EXERCISE INSTRUCTIONS
How many lines of the data hold the word "What"? State the number and nothing else.

Data excerpts:
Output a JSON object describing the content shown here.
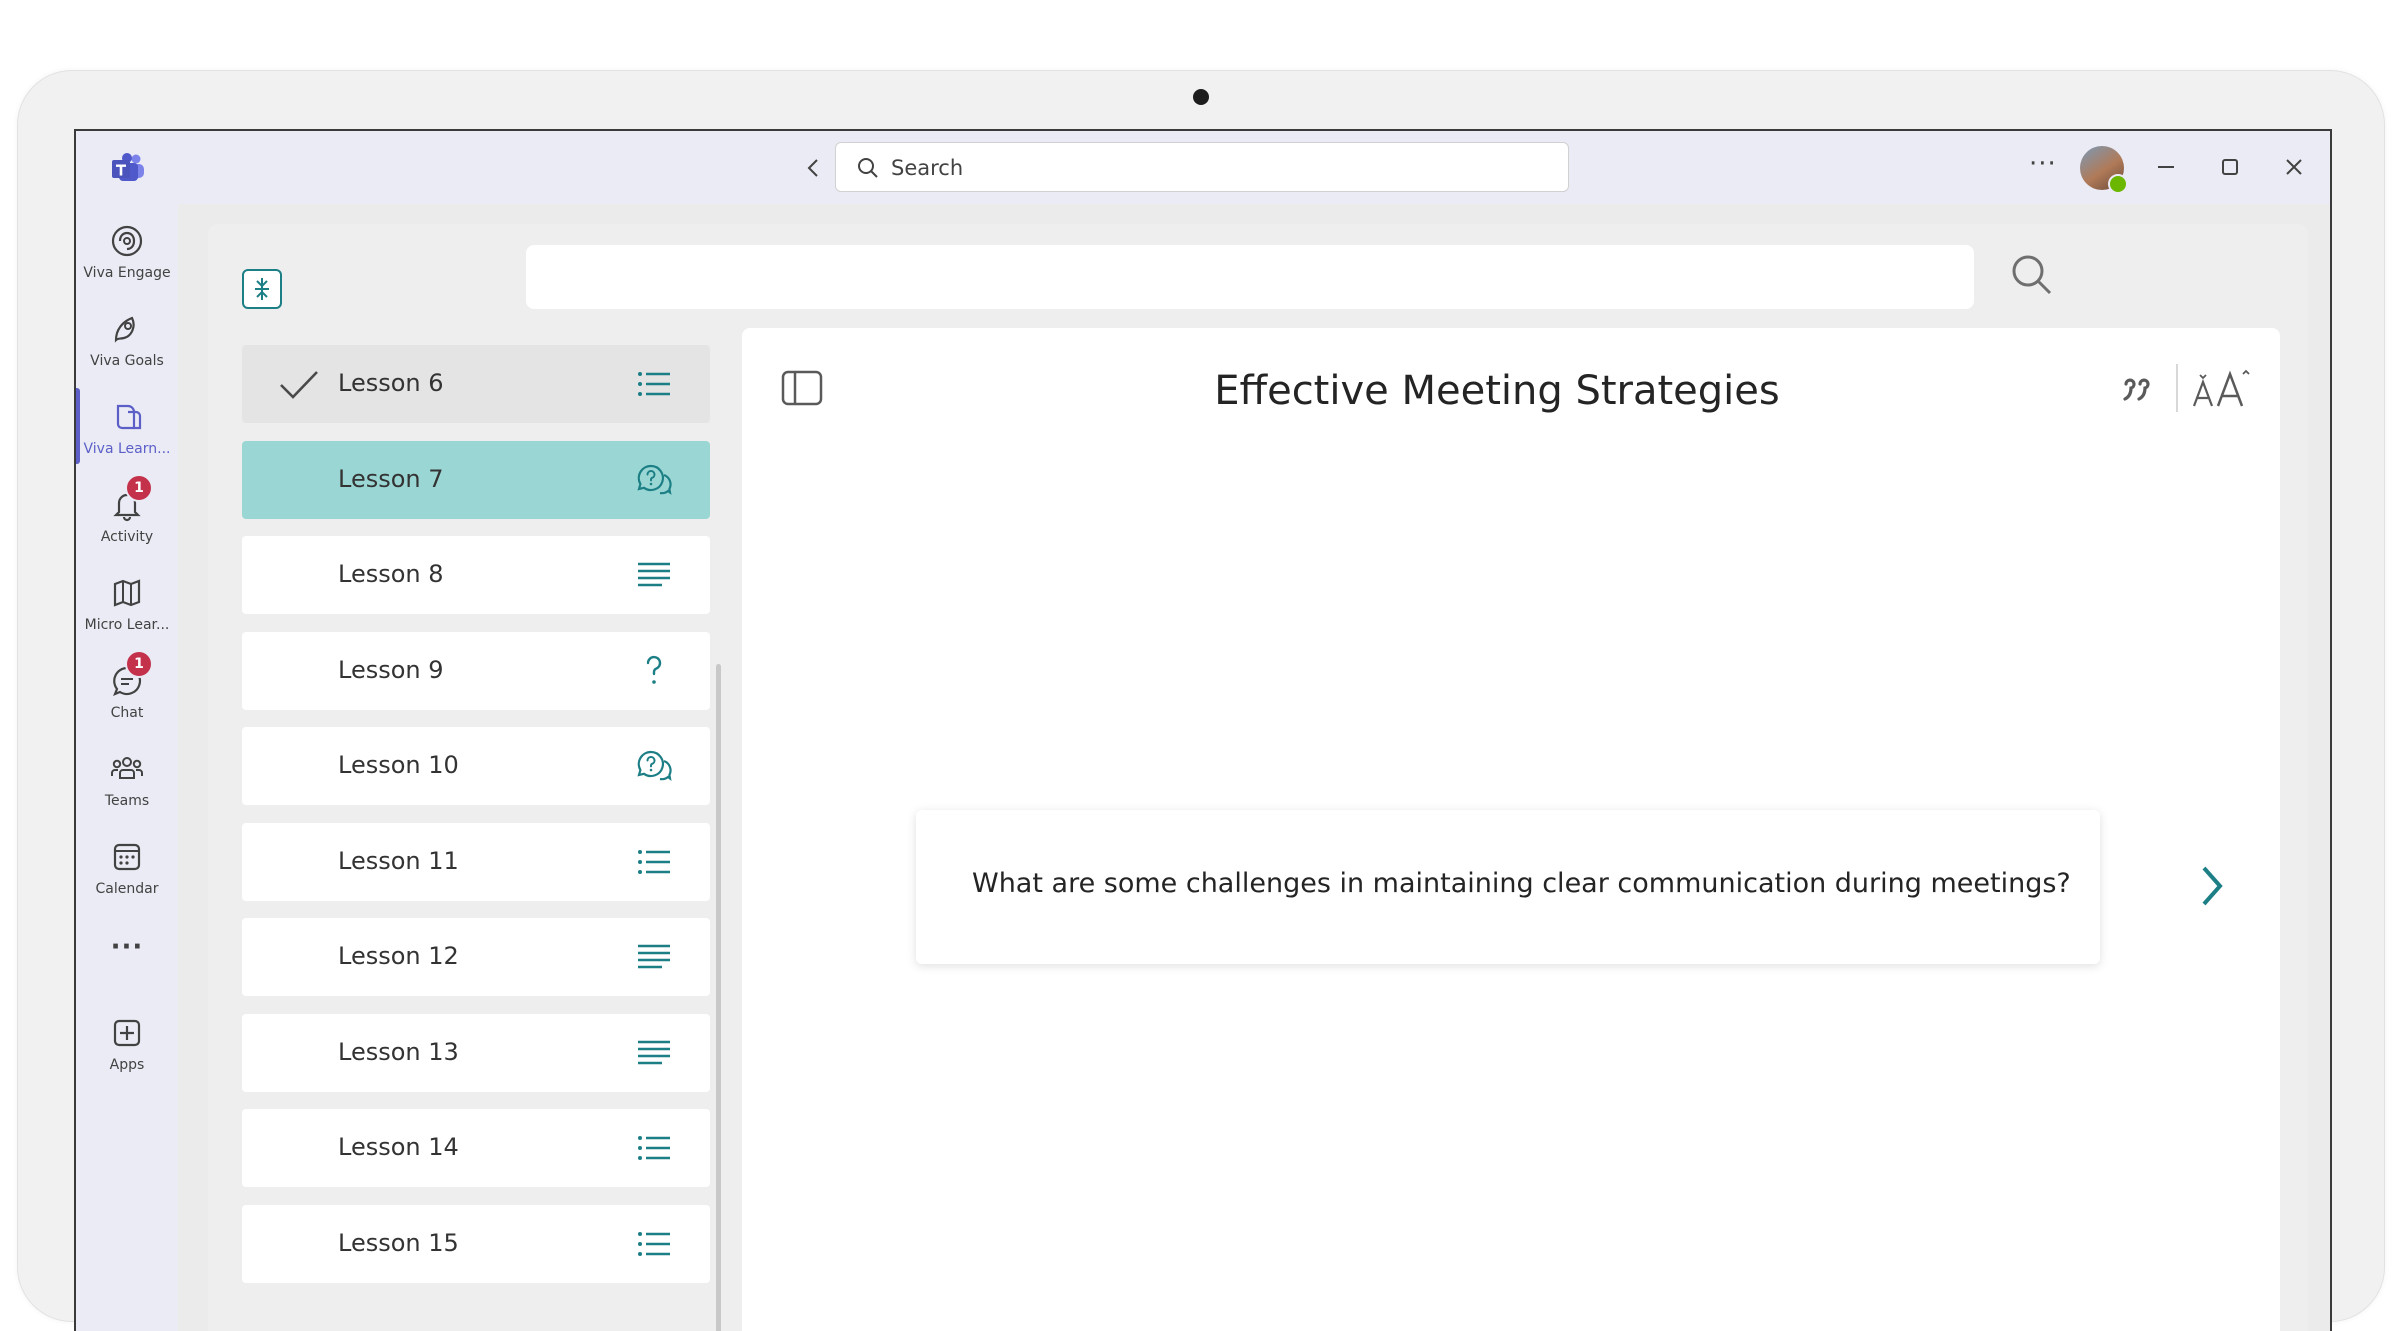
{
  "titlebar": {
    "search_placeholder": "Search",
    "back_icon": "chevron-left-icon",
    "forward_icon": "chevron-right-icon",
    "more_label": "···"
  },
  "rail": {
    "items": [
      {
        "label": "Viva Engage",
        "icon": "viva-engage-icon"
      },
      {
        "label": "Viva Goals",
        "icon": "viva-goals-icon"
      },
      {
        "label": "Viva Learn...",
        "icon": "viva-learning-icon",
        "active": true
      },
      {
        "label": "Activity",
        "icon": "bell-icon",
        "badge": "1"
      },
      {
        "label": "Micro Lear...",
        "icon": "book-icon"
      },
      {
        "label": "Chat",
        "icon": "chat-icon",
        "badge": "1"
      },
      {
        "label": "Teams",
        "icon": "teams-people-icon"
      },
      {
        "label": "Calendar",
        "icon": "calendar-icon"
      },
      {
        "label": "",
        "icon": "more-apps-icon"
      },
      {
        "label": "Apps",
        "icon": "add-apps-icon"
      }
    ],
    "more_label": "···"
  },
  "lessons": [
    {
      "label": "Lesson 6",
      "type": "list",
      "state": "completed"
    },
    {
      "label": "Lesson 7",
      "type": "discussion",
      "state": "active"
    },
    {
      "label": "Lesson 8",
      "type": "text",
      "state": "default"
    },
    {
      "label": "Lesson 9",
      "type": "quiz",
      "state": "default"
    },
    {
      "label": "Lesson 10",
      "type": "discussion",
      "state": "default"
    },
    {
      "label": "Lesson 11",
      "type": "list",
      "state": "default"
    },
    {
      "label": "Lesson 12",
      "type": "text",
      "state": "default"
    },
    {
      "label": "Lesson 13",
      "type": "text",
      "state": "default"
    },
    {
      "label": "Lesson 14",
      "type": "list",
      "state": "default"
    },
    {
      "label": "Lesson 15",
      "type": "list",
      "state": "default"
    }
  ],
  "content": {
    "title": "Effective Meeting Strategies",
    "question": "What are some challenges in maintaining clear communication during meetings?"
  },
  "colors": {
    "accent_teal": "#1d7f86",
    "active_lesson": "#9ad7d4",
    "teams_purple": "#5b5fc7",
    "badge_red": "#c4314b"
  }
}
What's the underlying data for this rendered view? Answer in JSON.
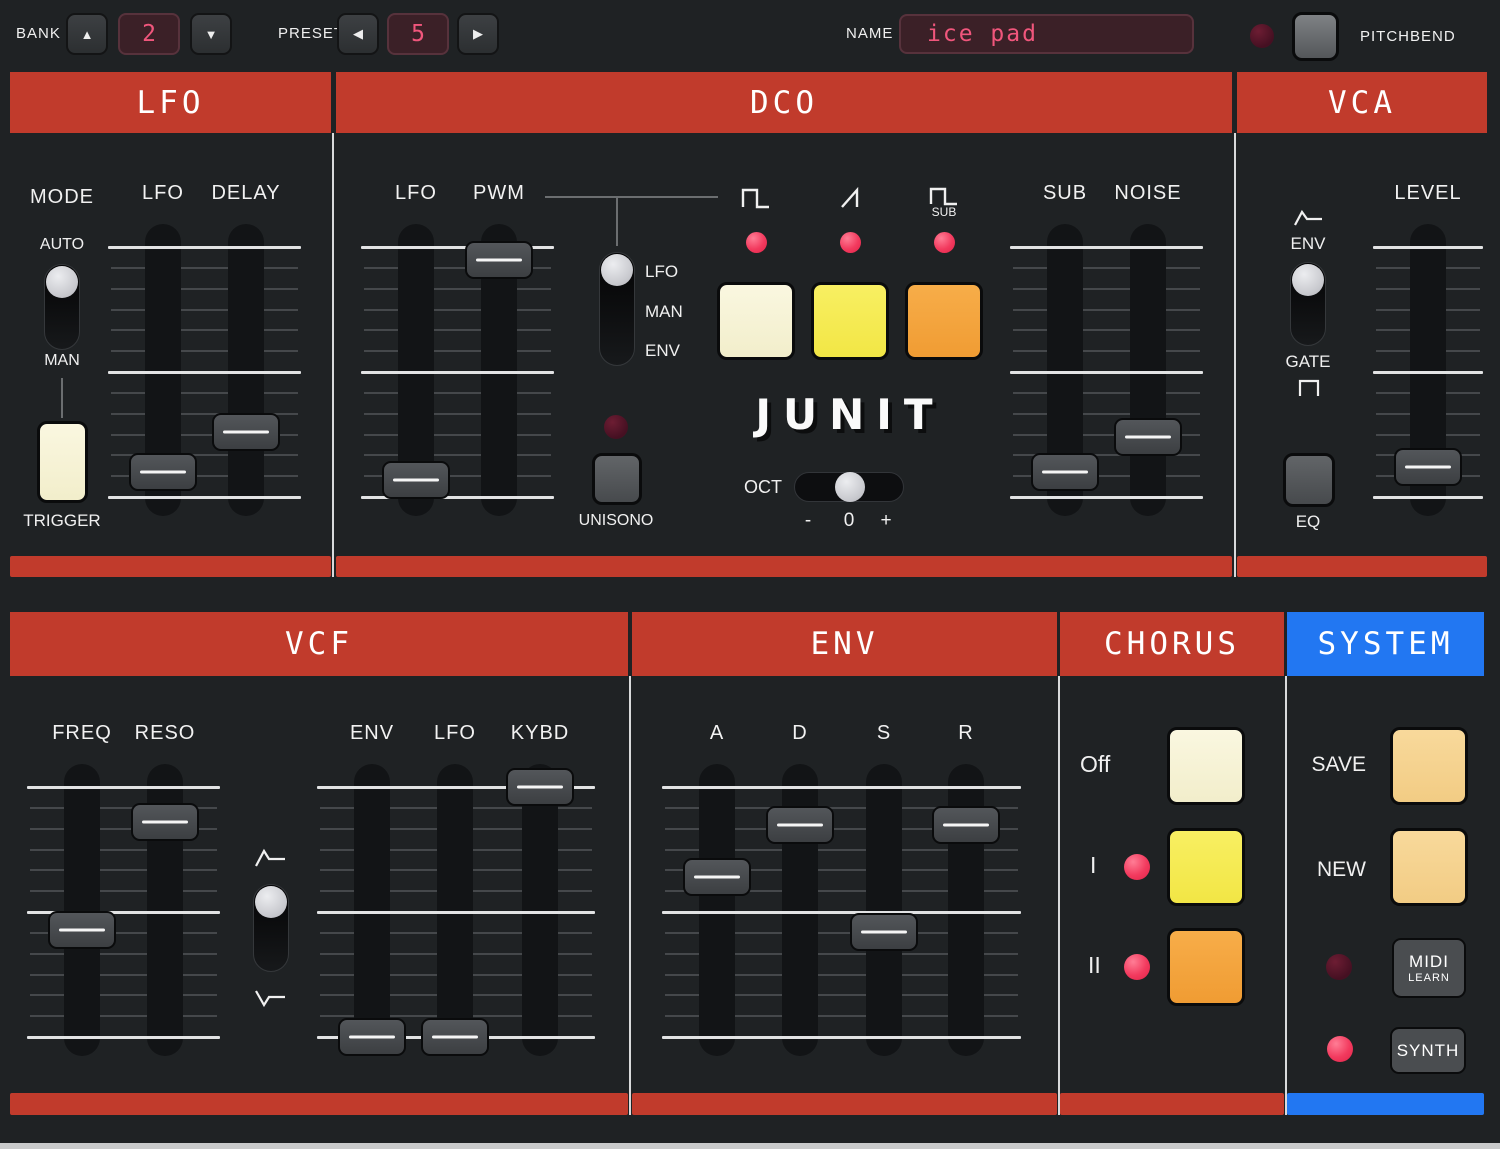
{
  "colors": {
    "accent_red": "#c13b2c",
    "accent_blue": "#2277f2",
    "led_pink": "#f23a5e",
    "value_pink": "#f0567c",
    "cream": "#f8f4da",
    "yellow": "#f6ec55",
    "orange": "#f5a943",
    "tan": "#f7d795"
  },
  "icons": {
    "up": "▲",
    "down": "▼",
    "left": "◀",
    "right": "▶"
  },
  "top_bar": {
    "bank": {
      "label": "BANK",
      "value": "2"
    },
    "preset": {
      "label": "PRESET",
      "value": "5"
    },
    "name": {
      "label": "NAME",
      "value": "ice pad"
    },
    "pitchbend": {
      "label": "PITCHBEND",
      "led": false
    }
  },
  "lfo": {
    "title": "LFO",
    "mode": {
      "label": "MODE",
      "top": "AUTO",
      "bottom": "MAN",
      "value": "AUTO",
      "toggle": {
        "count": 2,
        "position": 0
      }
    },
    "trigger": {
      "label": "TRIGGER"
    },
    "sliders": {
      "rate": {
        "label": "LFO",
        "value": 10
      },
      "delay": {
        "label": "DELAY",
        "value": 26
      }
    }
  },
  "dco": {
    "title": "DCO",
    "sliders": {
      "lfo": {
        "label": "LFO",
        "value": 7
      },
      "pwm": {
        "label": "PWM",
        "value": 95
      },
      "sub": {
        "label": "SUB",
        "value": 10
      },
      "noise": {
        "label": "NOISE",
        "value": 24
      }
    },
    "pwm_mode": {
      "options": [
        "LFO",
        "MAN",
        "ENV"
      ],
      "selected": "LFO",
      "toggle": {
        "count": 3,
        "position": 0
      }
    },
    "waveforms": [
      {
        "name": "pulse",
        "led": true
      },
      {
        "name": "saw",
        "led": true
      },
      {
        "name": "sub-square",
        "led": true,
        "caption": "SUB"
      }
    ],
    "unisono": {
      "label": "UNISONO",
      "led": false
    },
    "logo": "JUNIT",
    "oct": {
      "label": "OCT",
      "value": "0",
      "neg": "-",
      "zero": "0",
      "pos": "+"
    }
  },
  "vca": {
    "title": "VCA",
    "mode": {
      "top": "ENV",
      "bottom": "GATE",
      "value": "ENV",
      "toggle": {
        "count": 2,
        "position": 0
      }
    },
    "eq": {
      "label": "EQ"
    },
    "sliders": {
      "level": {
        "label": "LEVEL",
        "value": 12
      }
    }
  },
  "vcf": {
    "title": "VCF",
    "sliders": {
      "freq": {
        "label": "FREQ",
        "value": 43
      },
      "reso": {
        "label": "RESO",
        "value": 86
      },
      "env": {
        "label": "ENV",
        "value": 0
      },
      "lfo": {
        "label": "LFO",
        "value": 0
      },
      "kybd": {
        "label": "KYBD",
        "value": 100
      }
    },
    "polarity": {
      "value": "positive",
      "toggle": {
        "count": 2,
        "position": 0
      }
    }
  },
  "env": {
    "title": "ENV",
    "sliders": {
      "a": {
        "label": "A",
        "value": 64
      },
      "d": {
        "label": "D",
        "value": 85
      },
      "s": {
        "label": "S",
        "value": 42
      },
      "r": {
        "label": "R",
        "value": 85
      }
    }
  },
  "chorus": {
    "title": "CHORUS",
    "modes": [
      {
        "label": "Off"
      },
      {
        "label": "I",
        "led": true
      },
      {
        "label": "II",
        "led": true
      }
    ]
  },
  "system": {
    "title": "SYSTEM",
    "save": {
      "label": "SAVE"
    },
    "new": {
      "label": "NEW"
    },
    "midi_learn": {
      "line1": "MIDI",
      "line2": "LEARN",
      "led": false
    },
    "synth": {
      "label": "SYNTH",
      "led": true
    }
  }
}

COMPLETE ANSWER
2